(TASKS TO COMPLETE):
(A) Summarize the essay excerpt in two sentences.
(B) List every person named in the essay excerpt.
(C) Transcribe the essay excerpt from "Holly, Michael Ann, The" to "the objects themselves." with no changes.

(TEXT SEGMENT):
** Begin **

Mourning and Method

By Holly, Michael Ann | The Art Bulletin, December 2002 | Go to article overview
Save to active project

Mourning and Method


Holly, Michael Ann, The Art Bulletin


In the sight of an old pair of shoes there is something profoundly melancholy.-attributed to Gustave Flaubert

Why do we write about works of visual art in the first place? Why do subjects (us) need to talk about objects? What kind of a dialogue, even game, is taking place? In the past, I have tried to make a case for the variety of ways that works of art both literally and metaphorically prefigure their subsequent historical and interpretative understandings.1 It had long been a commonplace of poststructuralist thinking that all the energy for interpretation emanates from the "subjective" side of the equation, and I wanted to restore a certain agency to the objects themselves.

In the following essay, however, I want to address the character of the field between: the magnetism that perpetually binds subjects and objects, an exchange enacted under the pall of mourning. I am haunted by some memorable, melancholic sentences by two fellow art historians, long dead, with whom I have spent considerable scholarly time communing. First of all, Erwin Panofsky, writing in 1955: "The humanities are not faced by the task of arresting what would otherwise slip away, but enlivening what would otherwise remain dead."2 And then, over a century before, Jacob Burckhardt, writing in 1844: "I feel at times as though I were already standing in the evening light, as though nothing much were to come of me.... I think that a man of my age can rarely have experienced such a vivid sense of the insignificance and frailty of human things.... I'm a fool, am I not?,"3

In his letters, Burckhardt is always the nostalgic observer on the other side of history, the outsider looking in, the spectator who admires but can never inhabit the sunny vistas from which he is separated in time. "This," he exclaims, "is where I stand on the shore of the world-stretching out my arms towards the fons et origo of all things, and that is why history to me is street poetry."4 He saw the "'culture of old Europe' as a ruin," and he doubted that historical events, especially contemporary ones, had any meaning at all. The crucial paradox of history writing, as Burckhardt knew a century and a half ago, is that it validates death in the present while preserving the life of the past. My question arises from that conundrum: How might melancholy, regarded as a trope, help art historians to come to terms with what I see as the elegiac nature of our disciplinary transactions with the past?

** End **

(DATASET SECTION):
** Begin **

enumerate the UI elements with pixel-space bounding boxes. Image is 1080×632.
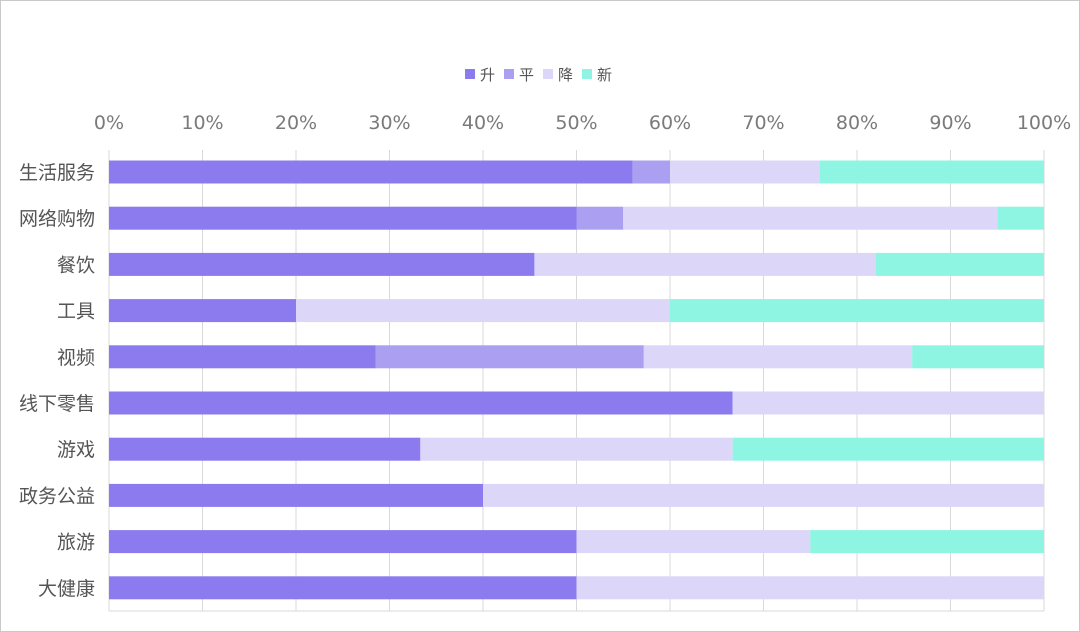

** End **

(EXERCISE SOLUTIONS):
(A) The essay excerpt asks why we write about works of visual art and notes that the author earlier tried to restore a certain agency to objects themselves. It now turns to the field between subjects and objects, an exchange enacted under the pall of mourning, and asks how melancholy, regarded as a trope, might help art historians come to terms with the elegiac nature of their disciplinary transactions with the past.

(B) Michael Ann Holly, Gustave Flaubert, Erwin Panofsky, Jacob Burckhardt

(C)
Holly, Michael Ann, The Art Bulletin


In the sight of an old pair of shoes there is something profoundly melancholy.-attributed to Gustave Flaubert

Why do we write about works of visual art in the first place? Why do subjects (us) need to talk about objects? What kind of a dialogue, even game, is taking place? In the past, I have tried to make a case for the variety of ways that works of art both literally and metaphorically prefigure their subsequent historical and interpretative understandings.1 It had long been a commonplace of poststructuralist thinking that all the energy for interpretation emanates from the "subjective" side of the equation, and I wanted to restore a certain agency to the objects themselves.